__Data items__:
▼
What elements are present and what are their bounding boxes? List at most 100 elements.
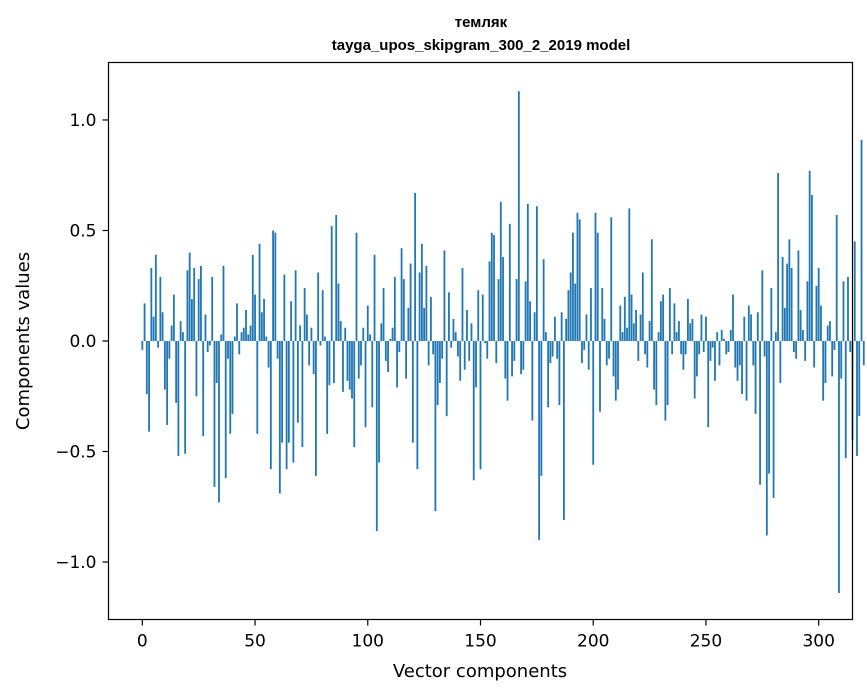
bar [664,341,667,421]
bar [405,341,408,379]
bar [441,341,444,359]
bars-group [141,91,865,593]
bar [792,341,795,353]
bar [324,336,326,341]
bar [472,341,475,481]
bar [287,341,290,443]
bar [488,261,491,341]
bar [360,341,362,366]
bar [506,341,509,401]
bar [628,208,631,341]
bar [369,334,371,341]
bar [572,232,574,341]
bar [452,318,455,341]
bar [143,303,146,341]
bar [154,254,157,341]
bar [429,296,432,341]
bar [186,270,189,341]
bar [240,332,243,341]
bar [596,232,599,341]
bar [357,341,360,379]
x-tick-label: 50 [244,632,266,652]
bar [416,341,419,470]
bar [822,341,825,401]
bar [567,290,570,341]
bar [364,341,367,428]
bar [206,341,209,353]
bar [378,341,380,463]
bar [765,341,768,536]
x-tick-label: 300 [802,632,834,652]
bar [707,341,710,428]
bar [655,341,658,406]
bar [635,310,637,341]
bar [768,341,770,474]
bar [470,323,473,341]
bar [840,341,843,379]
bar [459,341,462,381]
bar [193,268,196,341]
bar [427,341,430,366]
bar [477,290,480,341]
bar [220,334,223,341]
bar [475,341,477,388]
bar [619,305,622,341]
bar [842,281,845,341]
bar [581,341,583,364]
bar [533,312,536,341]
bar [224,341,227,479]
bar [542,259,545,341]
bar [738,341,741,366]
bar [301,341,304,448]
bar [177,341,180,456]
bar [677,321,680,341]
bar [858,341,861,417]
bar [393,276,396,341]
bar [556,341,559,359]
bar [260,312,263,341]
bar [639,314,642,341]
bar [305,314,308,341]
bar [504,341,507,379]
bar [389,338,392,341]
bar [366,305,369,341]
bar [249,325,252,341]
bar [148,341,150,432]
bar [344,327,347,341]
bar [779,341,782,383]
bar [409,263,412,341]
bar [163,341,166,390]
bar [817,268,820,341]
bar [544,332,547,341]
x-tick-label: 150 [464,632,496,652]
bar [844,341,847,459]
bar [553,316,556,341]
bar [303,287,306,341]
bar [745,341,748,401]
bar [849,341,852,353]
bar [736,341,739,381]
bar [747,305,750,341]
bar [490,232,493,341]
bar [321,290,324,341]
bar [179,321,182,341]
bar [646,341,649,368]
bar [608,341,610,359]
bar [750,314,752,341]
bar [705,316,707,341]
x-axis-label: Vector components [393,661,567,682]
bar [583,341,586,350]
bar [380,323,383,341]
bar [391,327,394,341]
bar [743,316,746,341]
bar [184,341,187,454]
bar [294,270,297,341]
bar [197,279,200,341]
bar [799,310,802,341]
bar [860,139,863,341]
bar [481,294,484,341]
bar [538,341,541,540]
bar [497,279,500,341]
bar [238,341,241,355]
▲
__Exercise directions__:
Please repeat every line of the items above without any changes, omitting the pictures.

__Output below__:
What elements are present and what are their bounding boxes? List at most 100 elements.
bar [664,341,667,421]
bar [405,341,408,379]
bar [441,341,444,359]
bars-group [141,91,865,593]
bar [792,341,795,353]
bar [324,336,326,341]
bar [472,341,475,481]
bar [287,341,290,443]
bar [488,261,491,341]
bar [360,341,362,366]
bar [506,341,509,401]
bar [628,208,631,341]
bar [369,334,371,341]
bar [572,232,574,341]
bar [452,318,455,341]
bar [143,303,146,341]
bar [154,254,157,341]
bar [429,296,432,341]
bar [186,270,189,341]
bar [240,332,243,341]
bar [596,232,599,341]
bar [357,341,360,379]
x-tick-label: 50 [244,632,266,652]
bar [416,341,419,470]
bar [822,341,825,401]
bar [567,290,570,341]
bar [364,341,367,428]
bar [206,341,209,353]
bar [378,341,380,463]
bar [765,341,768,536]
x-tick-label: 300 [802,632,834,652]
bar [707,341,710,428]
bar [655,341,658,406]
bar [635,310,637,341]
bar [768,341,770,474]
bar [470,323,473,341]
bar [840,341,843,379]
bar [459,341,462,381]
bar [193,268,196,341]
bar [427,341,430,366]
bar [477,290,480,341]
bar [220,334,223,341]
bar [475,341,477,388]
bar [619,305,622,341]
bar [842,281,845,341]
bar [581,341,583,364]
bar [533,312,536,341]
bar [224,341,227,479]
bar [542,259,545,341]
bar [738,341,741,366]
bar [301,341,304,448]
bar [177,341,180,456]
bar [677,321,680,341]
bar [858,341,861,417]
bar [393,276,396,341]
bar [556,341,559,359]
bar [260,312,263,341]
bar [639,314,642,341]
bar [305,314,308,341]
bar [504,341,507,379]
bar [389,338,392,341]
bar [366,305,369,341]
bar [249,325,252,341]
bar [148,341,150,432]
bar [344,327,347,341]
bar [779,341,782,383]
bar [409,263,412,341]
bar [163,341,166,390]
bar [817,268,820,341]
bar [544,332,547,341]
x-tick-label: 150 [464,632,496,652]
bar [844,341,847,459]
bar [553,316,556,341]
bar [303,287,306,341]
bar [745,341,748,401]
bar [849,341,852,353]
bar [736,341,739,381]
bar [747,305,750,341]
bar [490,232,493,341]
bar [321,290,324,341]
bar [179,321,182,341]
bar [646,341,649,368]
bar [608,341,610,359]
bar [750,314,752,341]
bar [705,316,707,341]
x-axis-label: Vector components [393,661,567,682]
bar [583,341,586,350]
bar [380,323,383,341]
bar [391,327,394,341]
bar [743,316,746,341]
bar [184,341,187,454]
bar [294,270,297,341]
bar [197,279,200,341]
bar [799,310,802,341]
bar [860,139,863,341]
bar [481,294,484,341]
bar [538,341,541,540]
bar [497,279,500,341]
bar [238,341,241,355]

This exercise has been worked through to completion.